Copy out the records precisely, omitting pictures.
━━━ Data for the task ━━━
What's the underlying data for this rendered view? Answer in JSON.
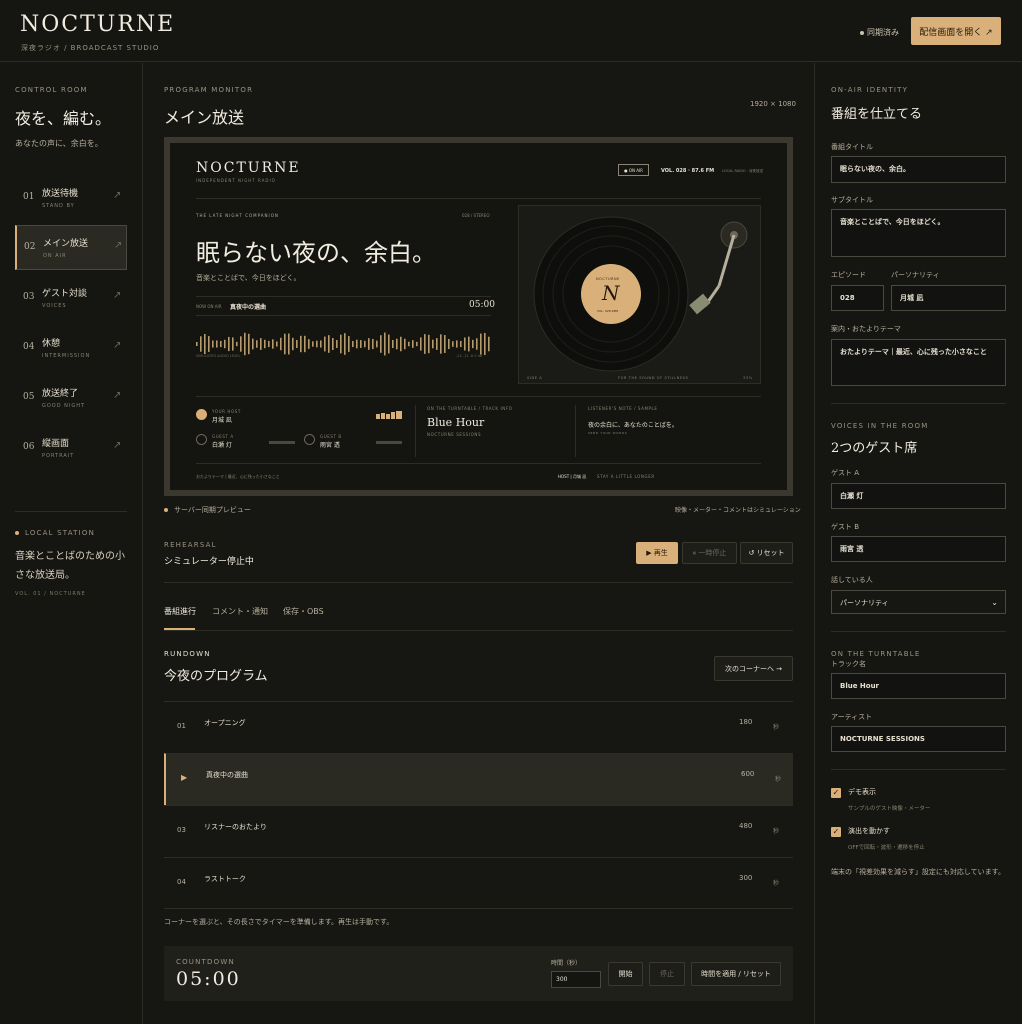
{
  "header": {
    "logo": "NOCTURNE",
    "subtitle": "深夜ラジオ / BROADCAST STUDIO",
    "sync_status": "同期済み",
    "open_button": "配信画面を開く ↗"
  },
  "left": {
    "section_label": "CONTROL ROOM",
    "title": "夜を、編む。",
    "subtitle": "あなたの声に、余白を。",
    "nav": [
      {
        "num": "01",
        "title": "放送待機",
        "sub": "STAND BY"
      },
      {
        "num": "02",
        "title": "メイン放送",
        "sub": "ON AIR"
      },
      {
        "num": "03",
        "title": "ゲスト対談",
        "sub": "VOICES"
      },
      {
        "num": "04",
        "title": "休憩",
        "sub": "INTERMISSION"
      },
      {
        "num": "05",
        "title": "放送終了",
        "sub": "GOOD NIGHT"
      },
      {
        "num": "06",
        "title": "縦画面",
        "sub": "PORTRAIT"
      }
    ],
    "arrow": "↗",
    "station_label": "LOCAL STATION",
    "station_text": "音楽とことばのための小さな放送局。",
    "vol": "VOL. 01 / NOCTURNE"
  },
  "center": {
    "section_label": "PROGRAM MONITOR",
    "title": "メイン放送",
    "resolution": "1920 × 1080",
    "screen": {
      "logo": "NOCTURNE",
      "logo_sub": "INDEPENDENT NIGHT RADIO",
      "on_air": "● ON AIR",
      "vol": "VOL. 028 · 87.6 FM",
      "location": "LOCAL RADIO · 深夜放送",
      "companion": "THE LATE NIGHT COMPANION",
      "stereo": "028 / STEREO",
      "headline": "眠らない夜の、余白。",
      "sub": "音楽とことばで、今日をほどく。",
      "now_label": "NOW ON AIR",
      "now_title": "真夜中の選曲",
      "time": "05:00",
      "wave_label": "SIMULATED AUDIO LEVEL",
      "db": "-24  -12  -6  0 dB",
      "record_brand": "NOCTURNE",
      "record_letter": "N",
      "record_sub": "VOL. 028 RPM",
      "tt_left": "SIDE A",
      "tt_center": "FOR THE SOUND OF STILLNESS",
      "tt_right": "33⅓",
      "host_label": "YOUR HOST",
      "host_name": "月城 凪",
      "guest_a_label": "GUEST A",
      "guest_a_name": "白瀬 灯",
      "guest_b_label": "GUEST B",
      "guest_b_name": "雨宮 透",
      "track_label": "ON THE TURNTABLE / TRACK INFO",
      "track_title": "Blue Hour",
      "track_artist": "NOCTURNE SESSIONS",
      "listener_label": "LISTENER'S NOTE / SAMPLE",
      "listener_text": "夜の余白に、あなたのことばを。",
      "listener_sub": "SEND YOUR WORDS",
      "foot_left": "おたよりテーマ | 最近、心に残った小さなこと",
      "foot_host": "HOST | 月城 凪",
      "foot_right": "STAY A LITTLE LONGER"
    },
    "preview_label": "サーバー同期プレビュー",
    "sim_note": "映像・メーター・コメントはシミュレーション",
    "rehearsal_label": "REHEARSAL",
    "rehearsal_title": "シミュレーター停止中",
    "btn_play": "▶ 再生",
    "btn_pause": "⏸ 一時停止",
    "btn_reset": "↺ リセット",
    "tabs": [
      "番組進行",
      "コメント・通知",
      "保存・OBS"
    ],
    "rundown_label": "RUNDOWN",
    "rundown_title": "今夜のプログラム",
    "next_button": "次のコーナーへ →",
    "rows": [
      {
        "num": "01",
        "title": "オープニング",
        "duration": "180",
        "unit": "秒"
      },
      {
        "num": "▶",
        "title": "真夜中の選曲",
        "duration": "600",
        "unit": "秒"
      },
      {
        "num": "03",
        "title": "リスナーのおたより",
        "duration": "480",
        "unit": "秒"
      },
      {
        "num": "04",
        "title": "ラストトーク",
        "duration": "300",
        "unit": "秒"
      }
    ],
    "rundown_note": "コーナーを選ぶと、その長さでタイマーを準備します。再生は手動です。",
    "countdown_label": "COUNTDOWN",
    "countdown_time": "05:00",
    "seconds_label": "時間（秒）",
    "seconds_value": "300",
    "btn_start": "開始",
    "btn_stop": "停止",
    "btn_apply": "時間を適用 / リセット"
  },
  "right": {
    "identity_label": "ON-AIR IDENTITY",
    "identity_title": "番組を仕立てる",
    "program_title_label": "番組タイトル",
    "program_title": "眠らない夜の、余白。",
    "subtitle_label": "サブタイトル",
    "subtitle": "音楽とことばで、今日をほどく。",
    "episode_label": "エピソード",
    "episode": "028",
    "personality_label": "パーソナリティ",
    "personality": "月城 凪",
    "theme_label": "案内・おたよりテーマ",
    "theme": "おたよりテーマ｜最近、心に残った小さなこと",
    "voices_label": "VOICES IN THE ROOM",
    "voices_title": "2つのゲスト席",
    "guest_a_label": "ゲスト A",
    "guest_a": "白瀬 灯",
    "guest_b_label": "ゲスト B",
    "guest_b": "雨宮 透",
    "speaker_label": "話している人",
    "speaker": "パーソナリティ",
    "turntable_label": "ON THE TURNTABLE",
    "track_label": "トラック名",
    "track": "Blue Hour",
    "artist_label": "アーティスト",
    "artist": "NOCTURNE SESSIONS",
    "demo_label": "デモ表示",
    "demo_sub": "サンプルのゲスト映像・メーター",
    "motion_label": "演出を動かす",
    "motion_sub": "OFFで回転・波形・遷移を停止",
    "note": "端末の「視差効果を減らす」設定にも対応しています。"
  },
  "colors": {
    "accent": "#d9b07a",
    "background": "#161612",
    "panel": "#2a2a23"
  }
}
━━━
-- Solution to this problem --
What's the underlying data for this rendered view? Answer in JSON.
{
  "header": {
    "logo": "NOCTURNE",
    "subtitle": "深夜ラジオ / BROADCAST STUDIO",
    "sync_status": "同期済み",
    "open_button": "配信画面を開く ↗"
  },
  "left": {
    "section_label": "CONTROL ROOM",
    "title": "夜を、編む。",
    "subtitle": "あなたの声に、余白を。",
    "nav": [
      {
        "num": "01",
        "title": "放送待機",
        "sub": "STAND BY"
      },
      {
        "num": "02",
        "title": "メイン放送",
        "sub": "ON AIR"
      },
      {
        "num": "03",
        "title": "ゲスト対談",
        "sub": "VOICES"
      },
      {
        "num": "04",
        "title": "休憩",
        "sub": "INTERMISSION"
      },
      {
        "num": "05",
        "title": "放送終了",
        "sub": "GOOD NIGHT"
      },
      {
        "num": "06",
        "title": "縦画面",
        "sub": "PORTRAIT"
      }
    ],
    "arrow": "↗",
    "station_label": "LOCAL STATION",
    "station_text": "音楽とことばのための小さな放送局。",
    "vol": "VOL. 01 / NOCTURNE"
  },
  "center": {
    "section_label": "PROGRAM MONITOR",
    "title": "メイン放送",
    "resolution": "1920 × 1080",
    "screen": {
      "logo": "NOCTURNE",
      "logo_sub": "INDEPENDENT NIGHT RADIO",
      "on_air": "● ON AIR",
      "vol": "VOL. 028 · 87.6 FM",
      "location": "LOCAL RADIO · 深夜放送",
      "companion": "THE LATE NIGHT COMPANION",
      "stereo": "028 / STEREO",
      "headline": "眠らない夜の、余白。",
      "sub": "音楽とことばで、今日をほどく。",
      "now_label": "NOW ON AIR",
      "now_title": "真夜中の選曲",
      "time": "05:00",
      "wave_label": "SIMULATED AUDIO LEVEL",
      "db": "-24  -12  -6  0 dB",
      "record_brand": "NOCTURNE",
      "record_letter": "N",
      "record_sub": "VOL. 028 RPM",
      "tt_left": "SIDE A",
      "tt_center": "FOR THE SOUND OF STILLNESS",
      "tt_right": "33⅓",
      "host_label": "YOUR HOST",
      "host_name": "月城 凪",
      "guest_a_label": "GUEST A",
      "guest_a_name": "白瀬 灯",
      "guest_b_label": "GUEST B",
      "guest_b_name": "雨宮 透",
      "track_label": "ON THE TURNTABLE / TRACK INFO",
      "track_title": "Blue Hour",
      "track_artist": "NOCTURNE SESSIONS",
      "listener_label": "LISTENER'S NOTE / SAMPLE",
      "listener_text": "夜の余白に、あなたのことばを。",
      "listener_sub": "SEND YOUR WORDS",
      "foot_left": "おたよりテーマ | 最近、心に残った小さなこと",
      "foot_host": "HOST | 月城 凪",
      "foot_right": "STAY A LITTLE LONGER"
    },
    "preview_label": "サーバー同期プレビュー",
    "sim_note": "映像・メーター・コメントはシミュレーション",
    "rehearsal_label": "REHEARSAL",
    "rehearsal_title": "シミュレーター停止中",
    "btn_play": "▶ 再生",
    "btn_pause": "⏸ 一時停止",
    "btn_reset": "↺ リセット",
    "tabs": [
      "番組進行",
      "コメント・通知",
      "保存・OBS"
    ],
    "rundown_label": "RUNDOWN",
    "rundown_title": "今夜のプログラム",
    "next_button": "次のコーナーへ →",
    "rows": [
      {
        "num": "01",
        "title": "オープニング",
        "duration": "180",
        "unit": "秒"
      },
      {
        "num": "▶",
        "title": "真夜中の選曲",
        "duration": "600",
        "unit": "秒"
      },
      {
        "num": "03",
        "title": "リスナーのおたより",
        "duration": "480",
        "unit": "秒"
      },
      {
        "num": "04",
        "title": "ラストトーク",
        "duration": "300",
        "unit": "秒"
      }
    ],
    "rundown_note": "コーナーを選ぶと、その長さでタイマーを準備します。再生は手動です。",
    "countdown_label": "COUNTDOWN",
    "countdown_time": "05:00",
    "seconds_label": "時間（秒）",
    "seconds_value": "300",
    "btn_start": "開始",
    "btn_stop": "停止",
    "btn_apply": "時間を適用 / リセット"
  },
  "right": {
    "identity_label": "ON-AIR IDENTITY",
    "identity_title": "番組を仕立てる",
    "program_title_label": "番組タイトル",
    "program_title": "眠らない夜の、余白。",
    "subtitle_label": "サブタイトル",
    "subtitle": "音楽とことばで、今日をほどく。",
    "episode_label": "エピソード",
    "episode": "028",
    "personality_label": "パーソナリティ",
    "personality": "月城 凪",
    "theme_label": "案内・おたよりテーマ",
    "theme": "おたよりテーマ｜最近、心に残った小さなこと",
    "voices_label": "VOICES IN THE ROOM",
    "voices_title": "2つのゲスト席",
    "guest_a_label": "ゲスト A",
    "guest_a": "白瀬 灯",
    "guest_b_label": "ゲスト B",
    "guest_b": "雨宮 透",
    "speaker_label": "話している人",
    "speaker": "パーソナリティ",
    "turntable_label": "ON THE TURNTABLE",
    "track_label": "トラック名",
    "track": "Blue Hour",
    "artist_label": "アーティスト",
    "artist": "NOCTURNE SESSIONS",
    "demo_label": "デモ表示",
    "demo_sub": "サンプルのゲスト映像・メーター",
    "motion_label": "演出を動かす",
    "motion_sub": "OFFで回転・波形・遷移を停止",
    "note": "端末の「視差効果を減らす」設定にも対応しています。"
  },
  "colors": {
    "accent": "#d9b07a",
    "background": "#161612",
    "panel": "#2a2a23"
  }
}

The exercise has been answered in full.